Required task:
Reproduce each line that includes the word "this".

--*--

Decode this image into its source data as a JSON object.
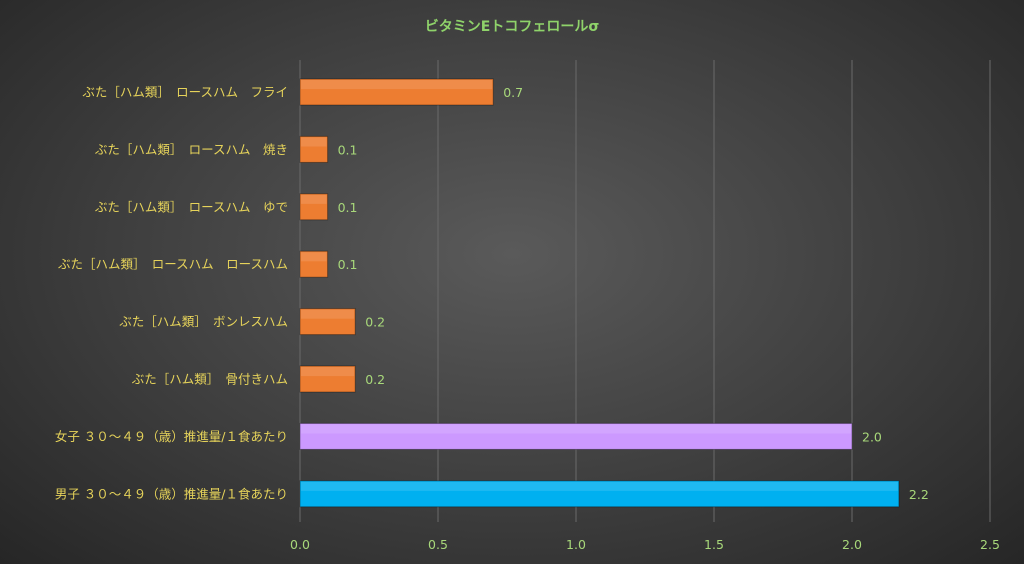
{
  "chart_data": {
    "type": "bar",
    "orientation": "horizontal",
    "title": "ビタミンEトコフェロールσ",
    "categories": [
      "ぶた［ハム類］　ロースハム　フライ",
      "ぶた［ハム類］　ロースハム　焼き",
      "ぶた［ハム類］　ロースハム　ゆで",
      "ぶた［ハム類］　ロースハム　ロースハム",
      "ぶた［ハム類］　ボンレスハム",
      "ぶた［ハム類］　骨付きハム",
      "女子 ３０〜４９（歳）推進量/１食あたり",
      "男子 ３０〜４９（歳）推進量/１食あたり"
    ],
    "values": [
      0.7,
      0.1,
      0.1,
      0.1,
      0.2,
      0.2,
      2.0,
      2.2
    ],
    "value_labels": [
      "0.7",
      "0.1",
      "0.1",
      "0.1",
      "0.2",
      "0.2",
      "2.0",
      "2.2"
    ],
    "plotted_values": [
      0.7,
      0.1,
      0.1,
      0.1,
      0.2,
      0.2,
      2.0,
      2.17
    ],
    "bar_colors": [
      "#ed7d31",
      "#ed7d31",
      "#ed7d31",
      "#ed7d31",
      "#ed7d31",
      "#ed7d31",
      "#cc99ff",
      "#00b0f0"
    ],
    "xlim": [
      0,
      2.5
    ],
    "xticks": [
      "0.0",
      "0.5",
      "1.0",
      "1.5",
      "2.0",
      "2.5"
    ],
    "grid": true,
    "legend": "none"
  }
}
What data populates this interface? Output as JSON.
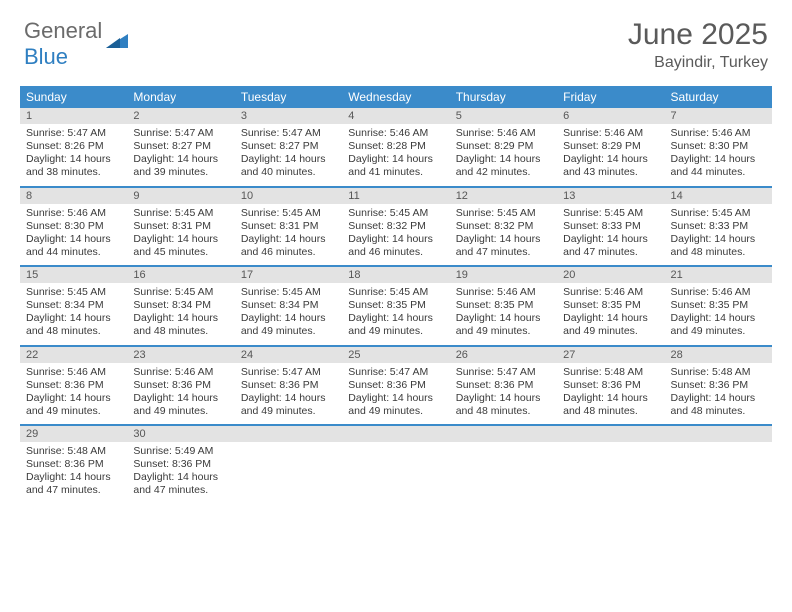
{
  "brand": {
    "part1": "General",
    "part2": "Blue"
  },
  "title": "June 2025",
  "location": "Bayindir, Turkey",
  "colors": {
    "header_bg": "#3b8bca",
    "header_text": "#ffffff",
    "daynum_bg": "#e3e3e3",
    "daynum_text": "#575757",
    "body_text": "#3a3a3a",
    "rule": "#3b8bca",
    "logo_gray": "#6b6b6b",
    "logo_blue": "#2f7fc1"
  },
  "dow": [
    "Sunday",
    "Monday",
    "Tuesday",
    "Wednesday",
    "Thursday",
    "Friday",
    "Saturday"
  ],
  "weeks": [
    [
      {
        "n": "1",
        "sr": "5:47 AM",
        "ss": "8:26 PM",
        "dl": "14 hours and 38 minutes."
      },
      {
        "n": "2",
        "sr": "5:47 AM",
        "ss": "8:27 PM",
        "dl": "14 hours and 39 minutes."
      },
      {
        "n": "3",
        "sr": "5:47 AM",
        "ss": "8:27 PM",
        "dl": "14 hours and 40 minutes."
      },
      {
        "n": "4",
        "sr": "5:46 AM",
        "ss": "8:28 PM",
        "dl": "14 hours and 41 minutes."
      },
      {
        "n": "5",
        "sr": "5:46 AM",
        "ss": "8:29 PM",
        "dl": "14 hours and 42 minutes."
      },
      {
        "n": "6",
        "sr": "5:46 AM",
        "ss": "8:29 PM",
        "dl": "14 hours and 43 minutes."
      },
      {
        "n": "7",
        "sr": "5:46 AM",
        "ss": "8:30 PM",
        "dl": "14 hours and 44 minutes."
      }
    ],
    [
      {
        "n": "8",
        "sr": "5:46 AM",
        "ss": "8:30 PM",
        "dl": "14 hours and 44 minutes."
      },
      {
        "n": "9",
        "sr": "5:45 AM",
        "ss": "8:31 PM",
        "dl": "14 hours and 45 minutes."
      },
      {
        "n": "10",
        "sr": "5:45 AM",
        "ss": "8:31 PM",
        "dl": "14 hours and 46 minutes."
      },
      {
        "n": "11",
        "sr": "5:45 AM",
        "ss": "8:32 PM",
        "dl": "14 hours and 46 minutes."
      },
      {
        "n": "12",
        "sr": "5:45 AM",
        "ss": "8:32 PM",
        "dl": "14 hours and 47 minutes."
      },
      {
        "n": "13",
        "sr": "5:45 AM",
        "ss": "8:33 PM",
        "dl": "14 hours and 47 minutes."
      },
      {
        "n": "14",
        "sr": "5:45 AM",
        "ss": "8:33 PM",
        "dl": "14 hours and 48 minutes."
      }
    ],
    [
      {
        "n": "15",
        "sr": "5:45 AM",
        "ss": "8:34 PM",
        "dl": "14 hours and 48 minutes."
      },
      {
        "n": "16",
        "sr": "5:45 AM",
        "ss": "8:34 PM",
        "dl": "14 hours and 48 minutes."
      },
      {
        "n": "17",
        "sr": "5:45 AM",
        "ss": "8:34 PM",
        "dl": "14 hours and 49 minutes."
      },
      {
        "n": "18",
        "sr": "5:45 AM",
        "ss": "8:35 PM",
        "dl": "14 hours and 49 minutes."
      },
      {
        "n": "19",
        "sr": "5:46 AM",
        "ss": "8:35 PM",
        "dl": "14 hours and 49 minutes."
      },
      {
        "n": "20",
        "sr": "5:46 AM",
        "ss": "8:35 PM",
        "dl": "14 hours and 49 minutes."
      },
      {
        "n": "21",
        "sr": "5:46 AM",
        "ss": "8:35 PM",
        "dl": "14 hours and 49 minutes."
      }
    ],
    [
      {
        "n": "22",
        "sr": "5:46 AM",
        "ss": "8:36 PM",
        "dl": "14 hours and 49 minutes."
      },
      {
        "n": "23",
        "sr": "5:46 AM",
        "ss": "8:36 PM",
        "dl": "14 hours and 49 minutes."
      },
      {
        "n": "24",
        "sr": "5:47 AM",
        "ss": "8:36 PM",
        "dl": "14 hours and 49 minutes."
      },
      {
        "n": "25",
        "sr": "5:47 AM",
        "ss": "8:36 PM",
        "dl": "14 hours and 49 minutes."
      },
      {
        "n": "26",
        "sr": "5:47 AM",
        "ss": "8:36 PM",
        "dl": "14 hours and 48 minutes."
      },
      {
        "n": "27",
        "sr": "5:48 AM",
        "ss": "8:36 PM",
        "dl": "14 hours and 48 minutes."
      },
      {
        "n": "28",
        "sr": "5:48 AM",
        "ss": "8:36 PM",
        "dl": "14 hours and 48 minutes."
      }
    ],
    [
      {
        "n": "29",
        "sr": "5:48 AM",
        "ss": "8:36 PM",
        "dl": "14 hours and 47 minutes."
      },
      {
        "n": "30",
        "sr": "5:49 AM",
        "ss": "8:36 PM",
        "dl": "14 hours and 47 minutes."
      },
      null,
      null,
      null,
      null,
      null
    ]
  ],
  "labels": {
    "sunrise": "Sunrise:",
    "sunset": "Sunset:",
    "daylight": "Daylight:"
  }
}
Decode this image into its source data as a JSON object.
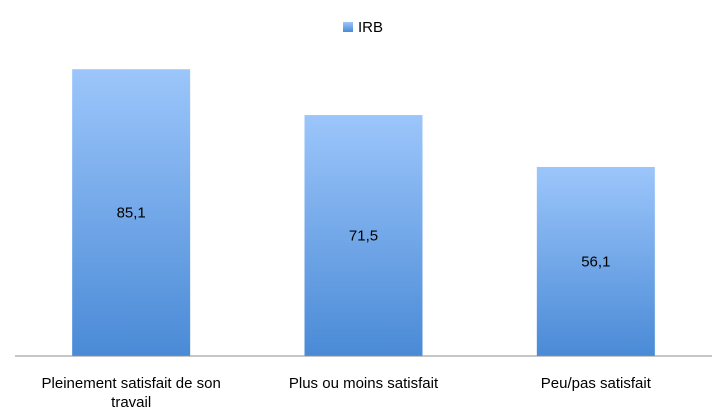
{
  "chart_data": {
    "type": "bar",
    "categories": [
      "Pleinement satisfait de son travail",
      "Plus ou moins satisfait",
      "Peu/pas satisfait"
    ],
    "series": [
      {
        "name": "IRB",
        "values": [
          85.1,
          71.5,
          56.1
        ],
        "labels": [
          "85,1",
          "71,5",
          "56,1"
        ]
      }
    ],
    "ylim": [
      0,
      100
    ],
    "grid": false,
    "legend_position": "top-center",
    "colors": {
      "bar_top": "#9CC6FB",
      "bar_bottom": "#4A8AD6",
      "axis": "#8C8C8C"
    }
  }
}
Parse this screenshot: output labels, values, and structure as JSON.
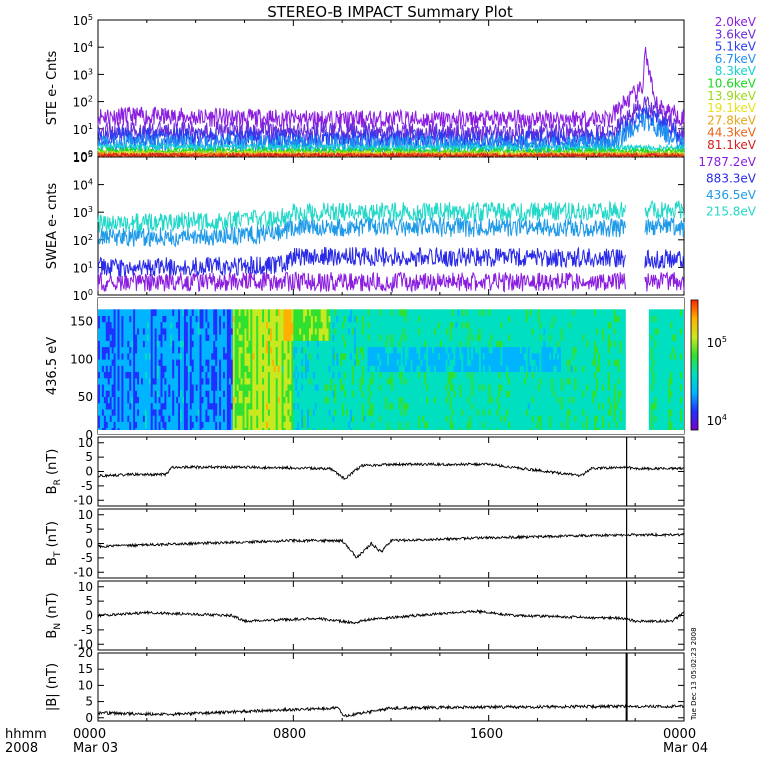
{
  "title": "STEREO-B IMPACT Summary Plot",
  "timestamp_note": "Tue Dec 13 05:02:23 2008",
  "time_axis": {
    "row1_labels": [
      "hhmm",
      "0000",
      "0800",
      "1600",
      "0000"
    ],
    "row2_labels": [
      "2008",
      "Mar 03",
      "Mar 04"
    ]
  },
  "colors": {
    "ste": [
      "#8a1de0",
      "#6a2bd8",
      "#2b3cf0",
      "#1e8ef0",
      "#12d2d2",
      "#18d81e",
      "#9ad81a",
      "#e8e21a",
      "#e8a61a",
      "#e8661a",
      "#d81e1e"
    ],
    "swea": [
      "#8a1de0",
      "#2a2ae8",
      "#1e9ae8",
      "#22d8c8"
    ],
    "colorbar": [
      "#7a00c8",
      "#2030ff",
      "#00b4ff",
      "#00e0c0",
      "#30e030",
      "#c8e820",
      "#ffb000",
      "#ff2800"
    ]
  },
  "panels": {
    "ste": {
      "ylabel": "STE e- Cnts",
      "ticks": [
        {
          "base": "10",
          "exp": "0"
        },
        {
          "base": "10",
          "exp": "1"
        },
        {
          "base": "10",
          "exp": "2"
        },
        {
          "base": "10",
          "exp": "3"
        },
        {
          "base": "10",
          "exp": "4"
        },
        {
          "base": "10",
          "exp": "5"
        }
      ],
      "legend": [
        "2.0keV",
        "3.6keV",
        "5.1keV",
        "6.7keV",
        "8.3keV",
        "10.6keV",
        "13.9keV",
        "19.1keV",
        "27.8keV",
        "44.3keV",
        "81.1keV"
      ]
    },
    "swea": {
      "ylabel": "SWEA e- cnts",
      "ticks": [
        {
          "base": "10",
          "exp": "0"
        },
        {
          "base": "10",
          "exp": "1"
        },
        {
          "base": "10",
          "exp": "2"
        },
        {
          "base": "10",
          "exp": "3"
        },
        {
          "base": "10",
          "exp": "4"
        },
        {
          "base": "10",
          "exp": "5"
        }
      ],
      "legend": [
        "1787.2eV",
        "883.3eV",
        "436.5eV",
        "215.8eV"
      ]
    },
    "spectrogram": {
      "ylabel": "436.5 eV",
      "ticks": [
        "0",
        "50",
        "100",
        "150"
      ],
      "colorbar_ticks": [
        {
          "base": "10",
          "exp": "5"
        },
        {
          "base": "10",
          "exp": "4"
        }
      ]
    },
    "br": {
      "ylabel_main": "B",
      "ylabel_sub": "R",
      "ylabel_unit": "(nT)",
      "ticks": [
        "10",
        "5",
        "0",
        "-5",
        "-10"
      ]
    },
    "bt": {
      "ylabel_main": "B",
      "ylabel_sub": "T",
      "ylabel_unit": "(nT)",
      "ticks": [
        "10",
        "5",
        "0",
        "-5",
        "-10"
      ]
    },
    "bn": {
      "ylabel_main": "B",
      "ylabel_sub": "N",
      "ylabel_unit": "(nT)",
      "ticks": [
        "10",
        "5",
        "0",
        "-5",
        "-10"
      ]
    },
    "bmag": {
      "ylabel": "|B| (nT)",
      "ticks": [
        "20",
        "15",
        "10",
        "5",
        "0"
      ]
    }
  },
  "chart_data": [
    {
      "type": "line",
      "scale": "log",
      "ylim": [
        1,
        100000
      ],
      "x_unit": "hours since 2008-03-03 0000",
      "xlim": [
        0,
        24
      ],
      "series": [
        {
          "name": "2.0keV",
          "x": [
            0,
            6,
            10,
            16,
            21,
            21.5,
            22.3,
            22.4,
            22.8,
            24
          ],
          "y": [
            30,
            25,
            22,
            22,
            25,
            80,
            300,
            8000,
            80,
            25
          ]
        },
        {
          "name": "3.6keV",
          "x": [
            0,
            8,
            16,
            21,
            22.4,
            24
          ],
          "y": [
            9,
            8,
            7,
            7,
            90,
            7
          ]
        },
        {
          "name": "5.1keV",
          "x": [
            0,
            8,
            16,
            21,
            22.4,
            24
          ],
          "y": [
            5,
            4.5,
            4,
            4,
            40,
            4
          ]
        },
        {
          "name": "6.7keV",
          "x": [
            0,
            8,
            16,
            21,
            22.4,
            24
          ],
          "y": [
            3,
            2.8,
            2.6,
            2.6,
            20,
            2.6
          ]
        },
        {
          "name": "8.3keV",
          "x": [
            0,
            24
          ],
          "y": [
            2.2,
            2
          ]
        },
        {
          "name": "10.6keV",
          "x": [
            0,
            24
          ],
          "y": [
            1.6,
            1.5
          ]
        },
        {
          "name": "13.9keV",
          "x": [
            0,
            24
          ],
          "y": [
            1.3,
            1.2
          ]
        },
        {
          "name": "19.1keV",
          "x": [
            0,
            24
          ],
          "y": [
            1.2,
            1.1
          ]
        },
        {
          "name": "27.8keV",
          "x": [
            0,
            24
          ],
          "y": [
            1.1,
            1.05
          ]
        },
        {
          "name": "44.3keV",
          "x": [
            0,
            24
          ],
          "y": [
            1.05,
            1.02
          ]
        },
        {
          "name": "81.1keV",
          "x": [
            0,
            24
          ],
          "y": [
            1.02,
            1.0
          ]
        }
      ]
    },
    {
      "type": "line",
      "scale": "log",
      "ylim": [
        1,
        100000
      ],
      "x_unit": "hours since 2008-03-03 0000",
      "xlim": [
        0,
        24
      ],
      "gap_hours": [
        21.6,
        22.4
      ],
      "series": [
        {
          "name": "1787.2eV",
          "x": [
            0,
            24
          ],
          "y": [
            3,
            3
          ]
        },
        {
          "name": "883.3eV",
          "x": [
            0,
            7.5,
            8,
            21.6,
            22.4,
            24
          ],
          "y": [
            10,
            12,
            25,
            22,
            20,
            20
          ]
        },
        {
          "name": "436.5eV",
          "x": [
            0,
            5.5,
            7.5,
            8,
            21.6,
            22.4,
            24
          ],
          "y": [
            120,
            140,
            180,
            300,
            260,
            320,
            280
          ]
        },
        {
          "name": "215.8eV",
          "x": [
            0,
            5.5,
            7.5,
            8,
            21.6,
            22.4,
            24
          ],
          "y": [
            400,
            500,
            600,
            1000,
            1100,
            1300,
            1200
          ]
        }
      ]
    },
    {
      "type": "heatmap",
      "ylabel": "436.5 eV",
      "ylim": [
        0,
        180
      ],
      "x_unit": "hours since 2008-03-03 0000",
      "xlim": [
        0,
        24
      ],
      "colorbar_log_range": [
        10000,
        300000
      ],
      "gap_hours": [
        21.6,
        22.6
      ]
    },
    {
      "type": "line",
      "ylim": [
        -12,
        12
      ],
      "x_unit": "hours since 2008-03-03 0000",
      "xlim": [
        0,
        24
      ],
      "series": [
        {
          "name": "B_R",
          "x": [
            0,
            1.5,
            2.8,
            3,
            6,
            9.5,
            10.1,
            10.8,
            12,
            16,
            19.8,
            20.2,
            21.6,
            22,
            24
          ],
          "y": [
            -1.5,
            -1,
            -1,
            1.5,
            1.5,
            1,
            -2.5,
            2,
            2.5,
            2.5,
            -1.5,
            1,
            1.5,
            1,
            1
          ]
        }
      ]
    },
    {
      "type": "line",
      "ylim": [
        -12,
        12
      ],
      "x_unit": "hours since 2008-03-03 0000",
      "xlim": [
        0,
        24
      ],
      "series": [
        {
          "name": "B_T",
          "x": [
            0,
            4,
            8,
            10,
            10.6,
            11.2,
            11.6,
            12,
            16,
            21.6,
            22,
            24
          ],
          "y": [
            -1,
            0,
            1,
            1,
            -5,
            0,
            -3,
            1,
            2,
            3,
            3,
            3
          ]
        }
      ]
    },
    {
      "type": "line",
      "ylim": [
        -12,
        12
      ],
      "x_unit": "hours since 2008-03-03 0000",
      "xlim": [
        0,
        24
      ],
      "series": [
        {
          "name": "B_N",
          "x": [
            0,
            2,
            5.5,
            6,
            9,
            10.5,
            11,
            13,
            15.5,
            17,
            21.6,
            22,
            23.5,
            24
          ],
          "y": [
            0,
            1,
            0,
            -2,
            -1,
            -2.5,
            -1.5,
            0,
            1.5,
            0,
            -1,
            -2,
            -2,
            1
          ]
        }
      ]
    },
    {
      "type": "line",
      "ylim": [
        -1,
        20
      ],
      "x_unit": "hours since 2008-03-03 0000",
      "xlim": [
        0,
        24
      ],
      "series": [
        {
          "name": "|B|",
          "x": [
            0,
            3,
            6,
            9.8,
            10.1,
            12,
            16,
            21.6,
            22,
            24
          ],
          "y": [
            1.5,
            1,
            2,
            3,
            0.5,
            3,
            3.3,
            3.5,
            3.5,
            3.5
          ]
        }
      ]
    }
  ]
}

--*--

Answer in full:
Decode this image into its source data as a JSON object.
What data populates this interface? Output as JSON.
Decode this image into its source data as a JSON object.
Parse this screenshot: output labels, values, and structure as JSON.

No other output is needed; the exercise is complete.